### Excerpted records
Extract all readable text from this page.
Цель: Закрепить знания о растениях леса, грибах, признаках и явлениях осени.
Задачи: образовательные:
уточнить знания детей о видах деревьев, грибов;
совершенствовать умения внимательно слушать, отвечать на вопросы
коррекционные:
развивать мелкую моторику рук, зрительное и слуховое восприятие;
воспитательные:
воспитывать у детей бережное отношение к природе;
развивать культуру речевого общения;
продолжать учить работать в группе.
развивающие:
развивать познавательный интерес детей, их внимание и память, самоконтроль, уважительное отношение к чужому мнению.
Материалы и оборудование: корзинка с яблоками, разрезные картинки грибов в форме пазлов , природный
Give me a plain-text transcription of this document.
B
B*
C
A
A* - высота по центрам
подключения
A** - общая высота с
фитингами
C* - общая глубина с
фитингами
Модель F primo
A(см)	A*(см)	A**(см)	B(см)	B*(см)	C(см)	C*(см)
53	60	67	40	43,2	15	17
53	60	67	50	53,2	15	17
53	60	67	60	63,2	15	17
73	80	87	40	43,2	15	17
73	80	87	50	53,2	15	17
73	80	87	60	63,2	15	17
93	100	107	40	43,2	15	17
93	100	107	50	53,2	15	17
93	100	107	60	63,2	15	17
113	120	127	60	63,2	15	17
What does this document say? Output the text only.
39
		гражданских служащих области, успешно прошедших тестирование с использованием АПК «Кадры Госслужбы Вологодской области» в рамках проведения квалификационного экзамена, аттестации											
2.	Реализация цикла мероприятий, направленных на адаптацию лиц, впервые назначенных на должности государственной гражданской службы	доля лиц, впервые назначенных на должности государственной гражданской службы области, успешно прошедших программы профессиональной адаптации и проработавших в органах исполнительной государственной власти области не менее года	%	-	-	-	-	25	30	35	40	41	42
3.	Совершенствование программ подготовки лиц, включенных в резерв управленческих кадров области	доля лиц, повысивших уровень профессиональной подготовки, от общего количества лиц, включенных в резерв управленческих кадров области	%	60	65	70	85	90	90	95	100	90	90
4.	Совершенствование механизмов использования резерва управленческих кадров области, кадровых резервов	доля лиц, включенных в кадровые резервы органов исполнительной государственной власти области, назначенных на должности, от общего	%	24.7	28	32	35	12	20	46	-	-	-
* * *
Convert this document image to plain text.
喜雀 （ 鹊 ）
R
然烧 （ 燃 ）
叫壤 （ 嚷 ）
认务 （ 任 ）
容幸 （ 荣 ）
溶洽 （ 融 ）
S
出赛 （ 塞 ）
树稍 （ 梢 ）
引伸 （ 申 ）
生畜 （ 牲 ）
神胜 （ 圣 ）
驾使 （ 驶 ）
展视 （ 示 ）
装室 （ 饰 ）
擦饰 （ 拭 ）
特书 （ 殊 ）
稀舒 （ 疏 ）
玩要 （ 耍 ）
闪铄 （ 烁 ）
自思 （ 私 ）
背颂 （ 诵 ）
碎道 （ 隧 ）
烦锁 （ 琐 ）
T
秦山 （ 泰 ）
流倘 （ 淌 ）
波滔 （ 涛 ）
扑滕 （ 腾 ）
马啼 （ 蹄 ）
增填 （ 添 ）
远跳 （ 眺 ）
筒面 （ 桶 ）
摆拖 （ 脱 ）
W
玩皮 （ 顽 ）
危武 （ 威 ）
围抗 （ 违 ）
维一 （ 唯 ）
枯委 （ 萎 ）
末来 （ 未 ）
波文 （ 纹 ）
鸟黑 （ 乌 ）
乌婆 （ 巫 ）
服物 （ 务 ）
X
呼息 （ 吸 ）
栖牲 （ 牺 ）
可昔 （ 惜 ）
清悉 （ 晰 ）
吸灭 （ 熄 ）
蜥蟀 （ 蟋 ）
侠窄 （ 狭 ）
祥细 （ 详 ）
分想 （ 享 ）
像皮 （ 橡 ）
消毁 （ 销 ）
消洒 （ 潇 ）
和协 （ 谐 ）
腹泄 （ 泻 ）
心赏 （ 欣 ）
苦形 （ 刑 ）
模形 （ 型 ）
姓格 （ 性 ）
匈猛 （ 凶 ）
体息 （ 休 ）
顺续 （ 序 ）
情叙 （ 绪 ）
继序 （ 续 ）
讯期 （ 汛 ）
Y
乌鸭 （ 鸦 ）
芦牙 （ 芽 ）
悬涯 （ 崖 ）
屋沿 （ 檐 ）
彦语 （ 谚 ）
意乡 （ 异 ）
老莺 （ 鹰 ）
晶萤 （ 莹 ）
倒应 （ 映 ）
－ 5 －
==
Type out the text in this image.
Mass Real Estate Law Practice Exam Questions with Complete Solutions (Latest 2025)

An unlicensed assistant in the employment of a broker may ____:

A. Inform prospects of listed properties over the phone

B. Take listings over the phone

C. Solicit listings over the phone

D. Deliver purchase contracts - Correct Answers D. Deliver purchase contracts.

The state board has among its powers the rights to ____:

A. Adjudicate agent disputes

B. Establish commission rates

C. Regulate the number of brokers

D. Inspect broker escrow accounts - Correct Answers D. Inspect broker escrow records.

### To be done
Using the records above, pull out each line where the word "отношение" occurs.

### Solution for this exercise
воспитывать у детей бережное отношение к природе;
развивать познавательный интерес детей, их внимание и память, самоконтроль, уважительное отношение к чужому мнению.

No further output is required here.